Could you put every line from all the rows below into a JSON list of strings, one string per line, with blank lines dropped? Leave the pictures out of the answer.

___ TASK DATA ___

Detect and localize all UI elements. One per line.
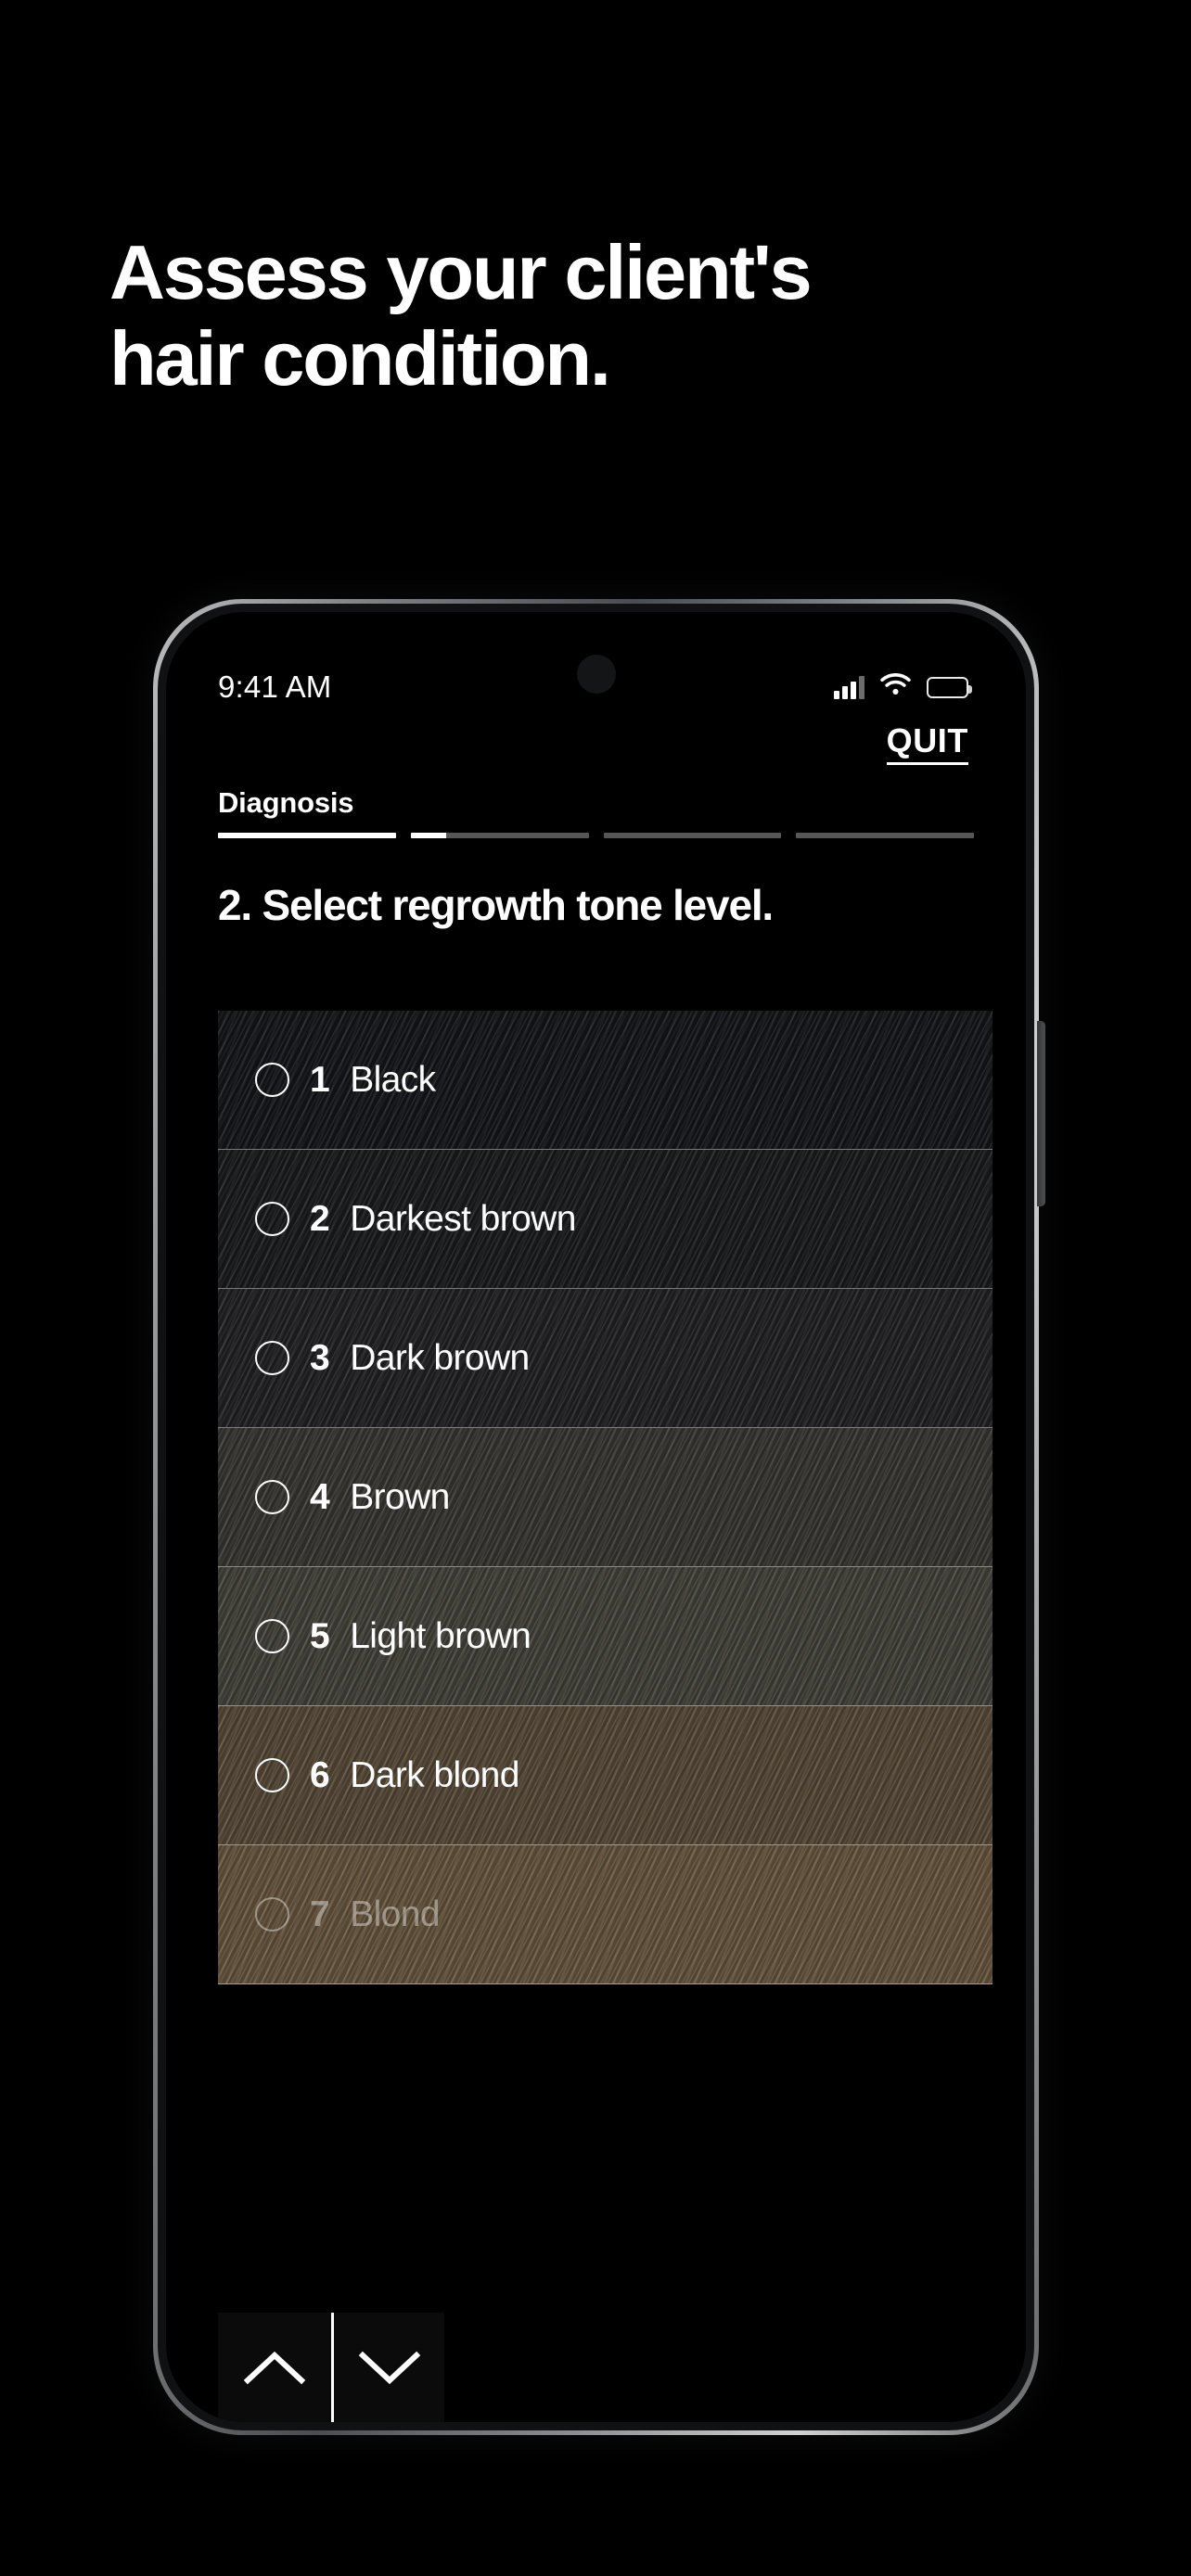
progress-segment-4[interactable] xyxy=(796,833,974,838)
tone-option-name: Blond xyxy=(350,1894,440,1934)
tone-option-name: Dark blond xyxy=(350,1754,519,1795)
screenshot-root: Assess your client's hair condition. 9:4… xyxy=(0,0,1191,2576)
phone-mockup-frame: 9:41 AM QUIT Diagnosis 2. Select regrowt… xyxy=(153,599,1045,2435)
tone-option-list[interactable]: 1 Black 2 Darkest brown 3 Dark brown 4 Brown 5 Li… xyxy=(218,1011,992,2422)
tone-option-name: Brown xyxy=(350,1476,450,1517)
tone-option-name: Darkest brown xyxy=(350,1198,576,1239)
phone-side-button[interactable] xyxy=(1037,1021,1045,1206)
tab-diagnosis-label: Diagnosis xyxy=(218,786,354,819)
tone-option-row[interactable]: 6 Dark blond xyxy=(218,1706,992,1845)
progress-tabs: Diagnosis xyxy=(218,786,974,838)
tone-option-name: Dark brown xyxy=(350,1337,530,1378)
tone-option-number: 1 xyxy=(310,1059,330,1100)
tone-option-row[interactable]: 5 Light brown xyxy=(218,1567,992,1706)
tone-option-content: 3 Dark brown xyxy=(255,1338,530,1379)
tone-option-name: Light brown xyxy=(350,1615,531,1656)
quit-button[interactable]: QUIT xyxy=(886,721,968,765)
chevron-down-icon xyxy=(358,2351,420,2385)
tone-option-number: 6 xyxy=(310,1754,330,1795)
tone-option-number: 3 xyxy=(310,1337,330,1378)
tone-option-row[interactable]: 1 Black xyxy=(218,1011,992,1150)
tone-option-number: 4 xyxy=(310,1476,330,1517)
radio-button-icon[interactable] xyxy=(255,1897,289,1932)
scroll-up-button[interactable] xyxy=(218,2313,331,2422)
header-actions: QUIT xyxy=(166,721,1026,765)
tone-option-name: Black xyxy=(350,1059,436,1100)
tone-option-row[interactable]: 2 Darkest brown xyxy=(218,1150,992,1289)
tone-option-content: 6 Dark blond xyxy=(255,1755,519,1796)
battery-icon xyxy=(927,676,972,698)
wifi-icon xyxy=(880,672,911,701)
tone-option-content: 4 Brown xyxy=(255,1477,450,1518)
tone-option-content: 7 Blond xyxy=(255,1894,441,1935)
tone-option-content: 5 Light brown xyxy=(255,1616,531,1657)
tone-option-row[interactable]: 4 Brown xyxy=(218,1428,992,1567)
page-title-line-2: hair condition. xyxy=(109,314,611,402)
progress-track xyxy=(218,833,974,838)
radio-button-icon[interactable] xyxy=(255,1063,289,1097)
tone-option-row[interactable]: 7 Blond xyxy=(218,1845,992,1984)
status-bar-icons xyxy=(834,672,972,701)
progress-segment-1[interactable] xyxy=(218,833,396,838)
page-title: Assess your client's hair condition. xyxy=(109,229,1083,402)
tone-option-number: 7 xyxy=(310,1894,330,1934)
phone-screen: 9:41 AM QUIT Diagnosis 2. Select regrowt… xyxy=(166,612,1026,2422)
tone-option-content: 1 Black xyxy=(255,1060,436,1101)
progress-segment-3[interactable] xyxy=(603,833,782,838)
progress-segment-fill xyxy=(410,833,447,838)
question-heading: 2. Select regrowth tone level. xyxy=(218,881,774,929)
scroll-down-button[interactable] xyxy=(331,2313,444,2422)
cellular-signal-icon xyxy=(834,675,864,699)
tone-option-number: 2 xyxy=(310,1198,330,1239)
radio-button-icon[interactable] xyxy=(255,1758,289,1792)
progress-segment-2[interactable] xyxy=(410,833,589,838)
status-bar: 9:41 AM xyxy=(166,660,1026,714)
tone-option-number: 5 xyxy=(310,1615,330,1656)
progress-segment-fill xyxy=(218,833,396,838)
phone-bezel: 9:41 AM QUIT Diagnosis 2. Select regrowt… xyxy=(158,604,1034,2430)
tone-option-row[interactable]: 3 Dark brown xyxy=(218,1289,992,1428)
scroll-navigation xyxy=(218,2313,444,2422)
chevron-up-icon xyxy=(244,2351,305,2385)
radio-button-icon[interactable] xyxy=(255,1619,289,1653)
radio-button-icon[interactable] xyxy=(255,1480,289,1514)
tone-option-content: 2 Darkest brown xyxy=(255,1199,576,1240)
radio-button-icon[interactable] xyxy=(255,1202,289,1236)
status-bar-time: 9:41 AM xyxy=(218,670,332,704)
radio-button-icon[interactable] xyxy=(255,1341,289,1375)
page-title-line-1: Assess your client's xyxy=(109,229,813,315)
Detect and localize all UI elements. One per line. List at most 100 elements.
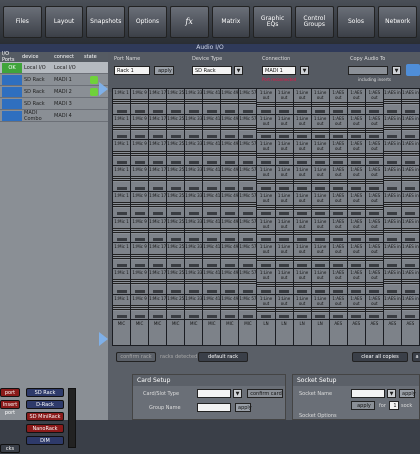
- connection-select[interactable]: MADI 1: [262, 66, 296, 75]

___

FULL OUTPUT —
[
  "Detect and localize all UI elements. One per line.",
  "progress-segment-4[interactable] xyxy=(796,833,974,838)",
  "tone-option-name: Blond xyxy=(350,1894,440,1934)",
  "tone-option-name: Dark blond xyxy=(350,1754,519,1795)",
  "screenshot-root: Assess your client's hair condition. 9:4… xyxy=(0,0,1191,2576)",
  "phone-mockup-frame: 9:41 AM QUIT Diagnosis 2. Select regrowt… xyxy=(153,599,1045,2435)",
  "tone-option-list[interactable]: 1 Black 2 Darkest brown 3 Dark brown 4 Brown 5 Li… xyxy=(218,1011,992,2422)",
  "tone-option-name: Brown xyxy=(350,1476,450,1517)",
  "tone-option-name: Darkest brown xyxy=(350,1198,576,1239)",
  "phone-side-button[interactable] xyxy=(1037,1021,1045,1206)",
  "tab-diagnosis-label: Diagnosis xyxy=(218,786,354,819)",
  "tone-option-row[interactable]: 6 Dark blond xyxy=(218,1706,992,1845)",
  "progress-tabs: Diagnosis xyxy=(218,786,974,838)",
  "tone-option-name: Dark brown xyxy=(350,1337,530,1378)",
  "tone-option-number: 1 xyxy=(310,1059,330,1100)",
  "tone-option-row[interactable]: 5 Light brown xyxy=(218,1567,992,1706)",
  "tone-option-content: 3 Dark brown xyxy=(255,1338,530,1379)",
  "tone-option-name: Light brown xyxy=(350,1615,531,1656)",
  "quit-button[interactable]: QUIT xyxy=(886,721,968,765)",
  "chevron-down-icon xyxy=(358,2351,420,2385)",
  "tone-option-number: 6 xyxy=(310,1754,330,1795)",
  "tone-option-number: 3 xyxy=(310,1337,330,1378)",
  "tone-option-row[interactable]: 1 Black xyxy=(218,1011,992,1150)",
  "tone-option-number: 4 xyxy=(310,1476,330,1517)",
  "radio-button-icon[interactable] xyxy=(255,1897,289,1932)",
  "scroll-up-button[interactable] xyxy=(218,2313,331,2422)",
  "header-actions: QUIT xyxy=(166,721,1026,765)",
  "tone-option-name: Black xyxy=(350,1059,436,1100)",
  "tone-option-row[interactable]: 2 Darkest brown xyxy=(218,1150,992,1289)",
  "tone-option-content: 6 Dark blond xyxy=(255,1755,519,1796)",
  "battery-icon xyxy=(927,676,972,698)",
  "wifi-icon xyxy=(880,672,911,701)",
  "tone-option-content: 4 Brown xyxy=(255,1477,450,1518)",
  "tone-option-content: 7 Blond xyxy=(255,1894,441,1935)",
  "tone-option-content: 5 Light brown xyxy=(255,1616,531,1657)",
  "tone-option-row[interactable]: 4 Brown xyxy=(218,1428,992,1567)",
  "page-title-line-2: hair condition. xyxy=(109,314,611,402)",
  "progress-track xyxy=(218,833,974,838)",
  "radio-button-icon[interactable] xyxy=(255,1063,289,1097)",
  "tone-option-row[interactable]: 7 Blond xyxy=(218,1845,992,1984)",
  "status-bar-icons xyxy=(834,672,972,701)",
  "progress-segment-1[interactable] xyxy=(218,833,396,838)",
  "page-title: Assess your client's hair condition. xyxy=(109,229,1083,402)",
  "tone-option-number: 7 xyxy=(310,1894,330,1934)",
  "phone-screen: 9:41 AM QUIT Diagnosis 2. Select regrowt… xyxy=(166,612,1026,2422)",
  "tone-option-content: 1 Black xyxy=(255,1060,436,1101)",
  "progress-segment-3[interactable] xyxy=(603,833,782,838)",
  "progress-segment-fill xyxy=(410,833,447,838)",
  "question-heading: 2. Select regrowth tone level. xyxy=(218,881,774,929)",
  "scroll-down-button[interactable] xyxy=(331,2313,444,2422)",
  "cellular-signal-icon xyxy=(834,675,864,699)",
  "tone-option-number: 2 xyxy=(310,1198,330,1239)",
  "radio-button-icon[interactable] xyxy=(255,1758,289,1792)",
  "progress-segment-2[interactable] xyxy=(410,833,589,838)",
  "status-bar: 9:41 AM xyxy=(166,660,1026,714)",
  "tone-option-number: 5 xyxy=(310,1615,330,1656)",
  "progress-segment-fill xyxy=(218,833,396,838)",
  "phone-bezel: 9:41 AM QUIT Diagnosis 2. Select regrowt… xyxy=(158,604,1034,2430)",
  "tone-option-row[interactable]: 3 Dark brown xyxy=(218,1289,992,1428)",
  "scroll-navigation xyxy=(218,2313,444,2422)",
  "chevron-up-icon xyxy=(244,2351,305,2385)",
  "radio-button-icon[interactable] xyxy=(255,1619,289,1653)",
  "radio-button-icon[interactable] xyxy=(255,1480,289,1514)",
  "tone-option-content: 2 Darkest brown xyxy=(255,1199,576,1240)",
  "radio-button-icon[interactable] xyxy=(255,1202,289,1236)",
  "status-bar-time: 9:41 AM xyxy=(218,670,332,704)",
  "radio-button-icon[interactable] xyxy=(255,1341,289,1375)",
  "page-title-line-1: Assess your client's xyxy=(109,229,813,315)",
  "Detect and localize all UI elements. One per line. List at most 100 elements.",
  "- connection-select[interactable]: MADI 1: [262, 66, 296, 75]"
]